Data entries for graphics:
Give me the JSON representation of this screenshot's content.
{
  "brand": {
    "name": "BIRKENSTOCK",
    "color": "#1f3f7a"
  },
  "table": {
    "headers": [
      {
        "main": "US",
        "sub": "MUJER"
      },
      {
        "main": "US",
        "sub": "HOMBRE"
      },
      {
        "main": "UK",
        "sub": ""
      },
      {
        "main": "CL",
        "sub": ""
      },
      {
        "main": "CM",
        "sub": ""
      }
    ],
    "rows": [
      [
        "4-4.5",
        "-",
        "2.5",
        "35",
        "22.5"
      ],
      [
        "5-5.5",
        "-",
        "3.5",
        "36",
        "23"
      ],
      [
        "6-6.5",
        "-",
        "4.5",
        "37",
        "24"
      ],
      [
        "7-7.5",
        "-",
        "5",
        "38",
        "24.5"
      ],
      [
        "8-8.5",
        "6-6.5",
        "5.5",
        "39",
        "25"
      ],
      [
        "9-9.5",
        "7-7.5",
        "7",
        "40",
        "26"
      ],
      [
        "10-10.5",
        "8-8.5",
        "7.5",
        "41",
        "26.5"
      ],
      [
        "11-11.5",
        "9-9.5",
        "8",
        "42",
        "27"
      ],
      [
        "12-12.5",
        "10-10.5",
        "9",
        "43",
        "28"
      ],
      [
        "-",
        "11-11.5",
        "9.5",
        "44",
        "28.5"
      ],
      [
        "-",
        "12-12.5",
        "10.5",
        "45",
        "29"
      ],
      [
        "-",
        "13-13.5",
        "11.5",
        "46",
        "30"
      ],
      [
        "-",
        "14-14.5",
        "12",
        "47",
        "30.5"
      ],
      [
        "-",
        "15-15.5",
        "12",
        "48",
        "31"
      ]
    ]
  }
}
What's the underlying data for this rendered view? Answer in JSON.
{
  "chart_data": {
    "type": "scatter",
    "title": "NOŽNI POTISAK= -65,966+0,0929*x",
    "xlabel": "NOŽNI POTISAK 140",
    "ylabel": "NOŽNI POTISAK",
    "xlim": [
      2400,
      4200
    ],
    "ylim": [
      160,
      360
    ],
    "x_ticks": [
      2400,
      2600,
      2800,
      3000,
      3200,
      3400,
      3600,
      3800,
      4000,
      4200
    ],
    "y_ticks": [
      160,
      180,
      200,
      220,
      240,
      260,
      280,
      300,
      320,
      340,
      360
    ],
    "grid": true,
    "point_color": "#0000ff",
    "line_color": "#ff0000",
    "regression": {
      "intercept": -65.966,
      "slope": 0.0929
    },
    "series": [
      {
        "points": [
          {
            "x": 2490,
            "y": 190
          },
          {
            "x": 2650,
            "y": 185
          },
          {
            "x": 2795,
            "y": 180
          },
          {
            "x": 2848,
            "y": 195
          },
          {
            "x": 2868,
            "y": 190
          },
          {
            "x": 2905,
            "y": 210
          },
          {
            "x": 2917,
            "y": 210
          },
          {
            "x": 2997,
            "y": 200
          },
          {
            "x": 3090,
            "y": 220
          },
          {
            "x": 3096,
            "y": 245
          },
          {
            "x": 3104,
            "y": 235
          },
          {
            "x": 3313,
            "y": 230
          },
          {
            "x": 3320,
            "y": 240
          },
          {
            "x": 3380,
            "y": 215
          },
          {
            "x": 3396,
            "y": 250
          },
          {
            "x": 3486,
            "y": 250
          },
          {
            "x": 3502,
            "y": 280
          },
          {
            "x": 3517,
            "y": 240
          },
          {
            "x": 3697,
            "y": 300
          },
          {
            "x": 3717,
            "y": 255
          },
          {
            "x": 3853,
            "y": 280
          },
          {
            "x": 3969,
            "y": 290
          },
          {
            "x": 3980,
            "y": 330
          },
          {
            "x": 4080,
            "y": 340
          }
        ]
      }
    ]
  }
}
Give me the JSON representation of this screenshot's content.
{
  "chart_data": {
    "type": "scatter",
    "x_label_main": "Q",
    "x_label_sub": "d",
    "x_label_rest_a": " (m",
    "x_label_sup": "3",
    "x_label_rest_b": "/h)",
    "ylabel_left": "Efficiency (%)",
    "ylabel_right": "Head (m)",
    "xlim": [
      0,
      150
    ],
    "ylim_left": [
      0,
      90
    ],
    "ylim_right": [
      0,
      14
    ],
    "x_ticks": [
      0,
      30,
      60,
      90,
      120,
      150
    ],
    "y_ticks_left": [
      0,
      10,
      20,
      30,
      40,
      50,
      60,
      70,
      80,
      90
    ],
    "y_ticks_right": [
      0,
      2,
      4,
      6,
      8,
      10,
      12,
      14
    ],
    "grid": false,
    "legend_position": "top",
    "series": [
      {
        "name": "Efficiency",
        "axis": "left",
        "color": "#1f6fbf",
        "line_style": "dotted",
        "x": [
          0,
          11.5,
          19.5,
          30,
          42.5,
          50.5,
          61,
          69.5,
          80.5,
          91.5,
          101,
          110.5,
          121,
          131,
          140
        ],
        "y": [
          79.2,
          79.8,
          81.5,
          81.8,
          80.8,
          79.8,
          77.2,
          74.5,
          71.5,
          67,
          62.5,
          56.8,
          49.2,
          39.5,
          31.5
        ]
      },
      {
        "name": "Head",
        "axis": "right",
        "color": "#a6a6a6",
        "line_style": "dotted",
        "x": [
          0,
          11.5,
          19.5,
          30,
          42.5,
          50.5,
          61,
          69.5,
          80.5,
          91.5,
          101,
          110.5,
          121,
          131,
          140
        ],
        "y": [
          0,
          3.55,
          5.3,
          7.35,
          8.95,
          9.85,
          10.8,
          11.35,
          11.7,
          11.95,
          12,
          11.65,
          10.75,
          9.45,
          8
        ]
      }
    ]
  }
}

WORK TO COMPLETE:
Go through the records above and retype each one exactly.

RESULT BELOW:
Give me the JSON representation of this screenshot's content.
{
  "brand": {
    "name": "BIRKENSTOCK",
    "color": "#1f3f7a"
  },
  "table": {
    "headers": [
      {
        "main": "US",
        "sub": "MUJER"
      },
      {
        "main": "US",
        "sub": "HOMBRE"
      },
      {
        "main": "UK",
        "sub": ""
      },
      {
        "main": "CL",
        "sub": ""
      },
      {
        "main": "CM",
        "sub": ""
      }
    ],
    "rows": [
      [
        "4-4.5",
        "-",
        "2.5",
        "35",
        "22.5"
      ],
      [
        "5-5.5",
        "-",
        "3.5",
        "36",
        "23"
      ],
      [
        "6-6.5",
        "-",
        "4.5",
        "37",
        "24"
      ],
      [
        "7-7.5",
        "-",
        "5",
        "38",
        "24.5"
      ],
      [
        "8-8.5",
        "6-6.5",
        "5.5",
        "39",
        "25"
      ],
      [
        "9-9.5",
        "7-7.5",
        "7",
        "40",
        "26"
      ],
      [
        "10-10.5",
        "8-8.5",
        "7.5",
        "41",
        "26.5"
      ],
      [
        "11-11.5",
        "9-9.5",
        "8",
        "42",
        "27"
      ],
      [
        "12-12.5",
        "10-10.5",
        "9",
        "43",
        "28"
      ],
      [
        "-",
        "11-11.5",
        "9.5",
        "44",
        "28.5"
      ],
      [
        "-",
        "12-12.5",
        "10.5",
        "45",
        "29"
      ],
      [
        "-",
        "13-13.5",
        "11.5",
        "46",
        "30"
      ],
      [
        "-",
        "14-14.5",
        "12",
        "47",
        "30.5"
      ],
      [
        "-",
        "15-15.5",
        "12",
        "48",
        "31"
      ]
    ]
  }
}
What's the underlying data for this rendered view? Answer in JSON.
{
  "chart_data": {
    "type": "scatter",
    "title": "NOŽNI POTISAK= -65,966+0,0929*x",
    "xlabel": "NOŽNI POTISAK 140",
    "ylabel": "NOŽNI POTISAK",
    "xlim": [
      2400,
      4200
    ],
    "ylim": [
      160,
      360
    ],
    "x_ticks": [
      2400,
      2600,
      2800,
      3000,
      3200,
      3400,
      3600,
      3800,
      4000,
      4200
    ],
    "y_ticks": [
      160,
      180,
      200,
      220,
      240,
      260,
      280,
      300,
      320,
      340,
      360
    ],
    "grid": true,
    "point_color": "#0000ff",
    "line_color": "#ff0000",
    "regression": {
      "intercept": -65.966,
      "slope": 0.0929
    },
    "series": [
      {
        "points": [
          {
            "x": 2490,
            "y": 190
          },
          {
            "x": 2650,
            "y": 185
          },
          {
            "x": 2795,
            "y": 180
          },
          {
            "x": 2848,
            "y": 195
          },
          {
            "x": 2868,
            "y": 190
          },
          {
            "x": 2905,
            "y": 210
          },
          {
            "x": 2917,
            "y": 210
          },
          {
            "x": 2997,
            "y": 200
          },
          {
            "x": 3090,
            "y": 220
          },
          {
            "x": 3096,
            "y": 245
          },
          {
            "x": 3104,
            "y": 235
          },
          {
            "x": 3313,
            "y": 230
          },
          {
            "x": 3320,
            "y": 240
          },
          {
            "x": 3380,
            "y": 215
          },
          {
            "x": 3396,
            "y": 250
          },
          {
            "x": 3486,
            "y": 250
          },
          {
            "x": 3502,
            "y": 280
          },
          {
            "x": 3517,
            "y": 240
          },
          {
            "x": 3697,
            "y": 300
          },
          {
            "x": 3717,
            "y": 255
          },
          {
            "x": 3853,
            "y": 280
          },
          {
            "x": 3969,
            "y": 290
          },
          {
            "x": 3980,
            "y": 330
          },
          {
            "x": 4080,
            "y": 340
          }
        ]
      }
    ]
  }
}
Give me the JSON representation of this screenshot's content.
{
  "chart_data": {
    "type": "scatter",
    "x_label_main": "Q",
    "x_label_sub": "d",
    "x_label_rest_a": " (m",
    "x_label_sup": "3",
    "x_label_rest_b": "/h)",
    "ylabel_left": "Efficiency (%)",
    "ylabel_right": "Head (m)",
    "xlim": [
      0,
      150
    ],
    "ylim_left": [
      0,
      90
    ],
    "ylim_right": [
      0,
      14
    ],
    "x_ticks": [
      0,
      30,
      60,
      90,
      120,
      150
    ],
    "y_ticks_left": [
      0,
      10,
      20,
      30,
      40,
      50,
      60,
      70,
      80,
      90
    ],
    "y_ticks_right": [
      0,
      2,
      4,
      6,
      8,
      10,
      12,
      14
    ],
    "grid": false,
    "legend_position": "top",
    "series": [
      {
        "name": "Efficiency",
        "axis": "left",
        "color": "#1f6fbf",
        "line_style": "dotted",
        "x": [
          0,
          11.5,
          19.5,
          30,
          42.5,
          50.5,
          61,
          69.5,
          80.5,
          91.5,
          101,
          110.5,
          121,
          131,
          140
        ],
        "y": [
          79.2,
          79.8,
          81.5,
          81.8,
          80.8,
          79.8,
          77.2,
          74.5,
          71.5,
          67,
          62.5,
          56.8,
          49.2,
          39.5,
          31.5
        ]
      },
      {
        "name": "Head",
        "axis": "right",
        "color": "#a6a6a6",
        "line_style": "dotted",
        "x": [
          0,
          11.5,
          19.5,
          30,
          42.5,
          50.5,
          61,
          69.5,
          80.5,
          91.5,
          101,
          110.5,
          121,
          131,
          140
        ],
        "y": [
          0,
          3.55,
          5.3,
          7.35,
          8.95,
          9.85,
          10.8,
          11.35,
          11.7,
          11.95,
          12,
          11.65,
          10.75,
          9.45,
          8
        ]
      }
    ]
  }
}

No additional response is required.